◆ SHORT TASK:
In the entries, find all lines that hold the word "this" and copy them.

[Recorded data]

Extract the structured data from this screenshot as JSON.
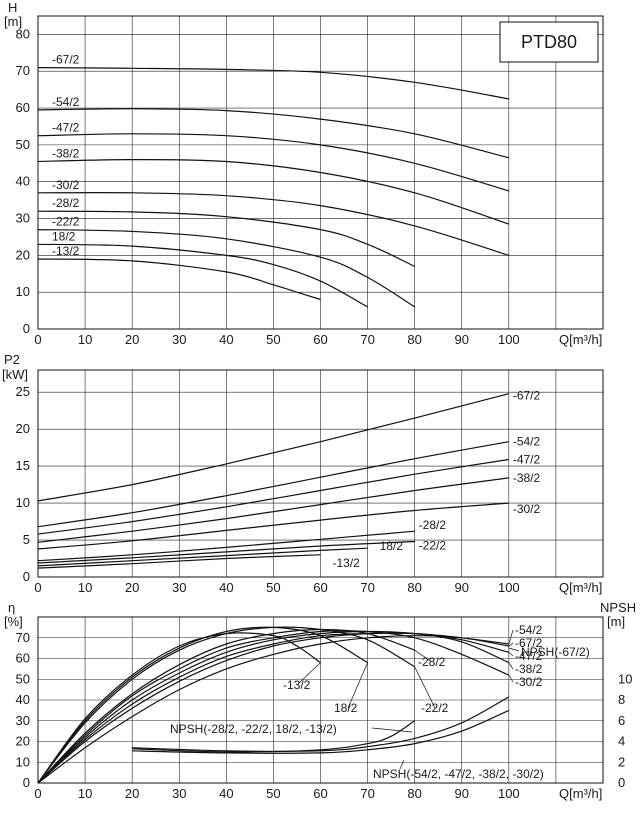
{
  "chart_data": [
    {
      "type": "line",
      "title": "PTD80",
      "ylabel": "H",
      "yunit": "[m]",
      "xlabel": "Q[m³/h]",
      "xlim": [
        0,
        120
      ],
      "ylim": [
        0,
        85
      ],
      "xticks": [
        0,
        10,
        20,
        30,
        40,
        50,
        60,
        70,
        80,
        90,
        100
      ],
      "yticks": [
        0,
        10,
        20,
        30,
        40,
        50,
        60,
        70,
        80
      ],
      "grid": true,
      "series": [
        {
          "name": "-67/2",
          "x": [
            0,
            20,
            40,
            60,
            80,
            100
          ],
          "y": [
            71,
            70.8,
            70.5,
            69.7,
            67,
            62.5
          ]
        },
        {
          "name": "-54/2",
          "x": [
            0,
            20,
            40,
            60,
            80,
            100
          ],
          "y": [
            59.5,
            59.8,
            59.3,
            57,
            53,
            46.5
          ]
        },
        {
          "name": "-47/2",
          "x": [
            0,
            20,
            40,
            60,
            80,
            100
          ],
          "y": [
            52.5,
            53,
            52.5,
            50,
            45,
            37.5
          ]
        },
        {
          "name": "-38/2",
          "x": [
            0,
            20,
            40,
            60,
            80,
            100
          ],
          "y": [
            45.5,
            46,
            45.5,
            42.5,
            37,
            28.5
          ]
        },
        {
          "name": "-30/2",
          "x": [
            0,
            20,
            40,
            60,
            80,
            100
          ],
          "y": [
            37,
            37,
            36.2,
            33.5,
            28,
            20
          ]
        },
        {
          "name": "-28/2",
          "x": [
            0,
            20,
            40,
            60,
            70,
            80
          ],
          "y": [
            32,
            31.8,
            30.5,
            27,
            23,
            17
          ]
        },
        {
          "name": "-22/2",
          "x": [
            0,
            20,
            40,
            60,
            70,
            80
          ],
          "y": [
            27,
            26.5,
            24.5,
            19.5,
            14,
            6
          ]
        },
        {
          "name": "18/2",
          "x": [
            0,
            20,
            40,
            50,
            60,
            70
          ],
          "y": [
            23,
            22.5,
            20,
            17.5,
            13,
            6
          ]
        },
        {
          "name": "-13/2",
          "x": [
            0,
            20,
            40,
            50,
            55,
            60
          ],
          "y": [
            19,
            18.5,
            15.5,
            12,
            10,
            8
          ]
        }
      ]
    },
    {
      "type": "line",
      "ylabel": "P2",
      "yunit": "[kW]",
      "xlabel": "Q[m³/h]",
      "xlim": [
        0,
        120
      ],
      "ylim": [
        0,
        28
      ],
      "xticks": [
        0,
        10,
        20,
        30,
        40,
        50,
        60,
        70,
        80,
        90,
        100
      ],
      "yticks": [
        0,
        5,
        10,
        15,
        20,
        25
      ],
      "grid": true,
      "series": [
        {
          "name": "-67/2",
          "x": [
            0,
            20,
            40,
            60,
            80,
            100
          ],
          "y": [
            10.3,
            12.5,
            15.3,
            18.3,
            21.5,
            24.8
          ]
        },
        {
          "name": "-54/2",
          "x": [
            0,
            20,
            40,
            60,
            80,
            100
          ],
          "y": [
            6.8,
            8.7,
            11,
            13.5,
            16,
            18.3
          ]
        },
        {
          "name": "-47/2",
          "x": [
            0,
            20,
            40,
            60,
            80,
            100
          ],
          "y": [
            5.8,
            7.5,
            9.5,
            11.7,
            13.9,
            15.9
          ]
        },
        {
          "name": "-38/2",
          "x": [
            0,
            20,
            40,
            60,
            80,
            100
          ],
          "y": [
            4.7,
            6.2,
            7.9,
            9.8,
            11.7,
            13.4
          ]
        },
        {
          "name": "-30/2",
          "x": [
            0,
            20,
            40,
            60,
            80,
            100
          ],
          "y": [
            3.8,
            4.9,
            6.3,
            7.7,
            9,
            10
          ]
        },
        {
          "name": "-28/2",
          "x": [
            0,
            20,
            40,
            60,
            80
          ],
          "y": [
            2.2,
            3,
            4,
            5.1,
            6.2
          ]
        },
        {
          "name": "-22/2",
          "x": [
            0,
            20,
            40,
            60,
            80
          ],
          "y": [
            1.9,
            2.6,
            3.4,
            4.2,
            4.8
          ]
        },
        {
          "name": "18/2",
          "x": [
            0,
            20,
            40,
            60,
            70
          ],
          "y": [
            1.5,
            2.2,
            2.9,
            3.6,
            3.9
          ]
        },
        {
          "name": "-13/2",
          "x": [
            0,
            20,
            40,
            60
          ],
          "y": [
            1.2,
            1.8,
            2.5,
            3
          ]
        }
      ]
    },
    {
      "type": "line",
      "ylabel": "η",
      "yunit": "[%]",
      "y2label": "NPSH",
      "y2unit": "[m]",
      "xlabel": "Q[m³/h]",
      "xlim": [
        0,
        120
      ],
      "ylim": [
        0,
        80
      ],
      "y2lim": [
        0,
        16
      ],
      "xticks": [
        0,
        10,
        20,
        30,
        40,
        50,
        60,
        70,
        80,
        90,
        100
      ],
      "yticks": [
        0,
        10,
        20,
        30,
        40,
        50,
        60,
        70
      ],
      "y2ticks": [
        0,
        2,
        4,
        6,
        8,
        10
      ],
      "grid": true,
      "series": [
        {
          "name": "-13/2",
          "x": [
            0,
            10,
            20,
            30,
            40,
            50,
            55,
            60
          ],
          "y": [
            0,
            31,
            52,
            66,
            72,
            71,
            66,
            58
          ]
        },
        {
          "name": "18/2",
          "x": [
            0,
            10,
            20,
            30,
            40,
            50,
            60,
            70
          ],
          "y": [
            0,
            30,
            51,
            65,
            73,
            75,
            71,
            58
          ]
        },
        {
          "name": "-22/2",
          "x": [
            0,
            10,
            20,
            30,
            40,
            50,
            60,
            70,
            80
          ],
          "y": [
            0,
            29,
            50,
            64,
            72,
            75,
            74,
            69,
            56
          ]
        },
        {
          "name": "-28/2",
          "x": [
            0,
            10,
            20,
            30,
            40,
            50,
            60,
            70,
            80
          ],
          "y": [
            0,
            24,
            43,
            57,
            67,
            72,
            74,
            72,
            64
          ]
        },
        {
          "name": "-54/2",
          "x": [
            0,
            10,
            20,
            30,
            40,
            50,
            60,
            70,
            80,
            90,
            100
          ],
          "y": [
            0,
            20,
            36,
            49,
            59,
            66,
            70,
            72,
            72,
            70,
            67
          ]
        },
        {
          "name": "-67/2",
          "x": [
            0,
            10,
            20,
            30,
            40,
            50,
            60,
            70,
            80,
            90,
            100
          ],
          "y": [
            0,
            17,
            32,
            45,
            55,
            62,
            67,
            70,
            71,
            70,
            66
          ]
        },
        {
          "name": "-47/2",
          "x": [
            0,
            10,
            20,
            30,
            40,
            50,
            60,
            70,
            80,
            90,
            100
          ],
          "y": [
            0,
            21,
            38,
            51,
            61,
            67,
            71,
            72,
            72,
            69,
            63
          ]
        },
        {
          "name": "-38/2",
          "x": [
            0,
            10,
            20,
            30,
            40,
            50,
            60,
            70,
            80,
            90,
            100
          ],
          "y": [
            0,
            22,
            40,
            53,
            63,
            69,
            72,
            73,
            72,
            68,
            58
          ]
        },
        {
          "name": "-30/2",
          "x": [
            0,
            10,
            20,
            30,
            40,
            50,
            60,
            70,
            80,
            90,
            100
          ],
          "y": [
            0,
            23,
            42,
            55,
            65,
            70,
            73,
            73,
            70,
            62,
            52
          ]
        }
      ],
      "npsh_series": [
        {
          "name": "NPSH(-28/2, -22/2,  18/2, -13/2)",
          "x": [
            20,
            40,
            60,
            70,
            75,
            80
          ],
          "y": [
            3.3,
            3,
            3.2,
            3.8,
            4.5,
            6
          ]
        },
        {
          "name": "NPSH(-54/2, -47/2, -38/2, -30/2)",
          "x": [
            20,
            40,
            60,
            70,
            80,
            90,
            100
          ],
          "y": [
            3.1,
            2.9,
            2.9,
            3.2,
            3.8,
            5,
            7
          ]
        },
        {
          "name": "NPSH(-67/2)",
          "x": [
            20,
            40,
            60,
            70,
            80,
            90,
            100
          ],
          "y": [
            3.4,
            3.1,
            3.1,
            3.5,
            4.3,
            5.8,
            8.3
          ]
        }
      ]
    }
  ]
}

---

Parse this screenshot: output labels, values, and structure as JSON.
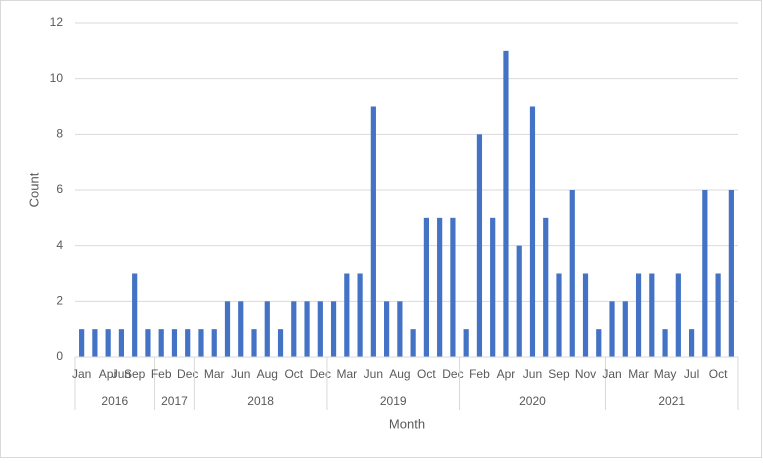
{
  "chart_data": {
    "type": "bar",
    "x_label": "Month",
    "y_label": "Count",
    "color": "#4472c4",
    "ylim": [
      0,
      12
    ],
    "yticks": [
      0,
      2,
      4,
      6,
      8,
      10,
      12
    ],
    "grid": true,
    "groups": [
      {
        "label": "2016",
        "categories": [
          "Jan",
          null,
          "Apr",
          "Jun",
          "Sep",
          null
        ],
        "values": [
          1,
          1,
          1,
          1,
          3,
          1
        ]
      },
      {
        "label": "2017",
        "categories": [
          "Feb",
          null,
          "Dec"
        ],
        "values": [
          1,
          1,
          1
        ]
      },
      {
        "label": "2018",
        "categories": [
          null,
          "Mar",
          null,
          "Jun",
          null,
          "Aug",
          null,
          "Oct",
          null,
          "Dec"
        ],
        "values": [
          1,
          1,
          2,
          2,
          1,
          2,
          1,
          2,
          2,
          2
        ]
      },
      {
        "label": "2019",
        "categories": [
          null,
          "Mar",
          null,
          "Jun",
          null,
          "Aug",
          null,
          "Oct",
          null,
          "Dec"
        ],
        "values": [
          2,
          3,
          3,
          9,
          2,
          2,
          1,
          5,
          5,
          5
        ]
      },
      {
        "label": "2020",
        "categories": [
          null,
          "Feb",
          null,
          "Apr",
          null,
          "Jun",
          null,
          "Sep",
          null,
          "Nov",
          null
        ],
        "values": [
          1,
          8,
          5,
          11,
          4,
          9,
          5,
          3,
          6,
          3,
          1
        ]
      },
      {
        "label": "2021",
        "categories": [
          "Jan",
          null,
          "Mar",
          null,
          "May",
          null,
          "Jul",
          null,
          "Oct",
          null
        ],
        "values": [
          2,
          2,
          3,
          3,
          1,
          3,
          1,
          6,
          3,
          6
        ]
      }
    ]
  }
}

◆ TASK OUTPUT:
Extract the structured data from this screenshot as JSON.
Parse this screenshot: output labels, values, and structure as JSON.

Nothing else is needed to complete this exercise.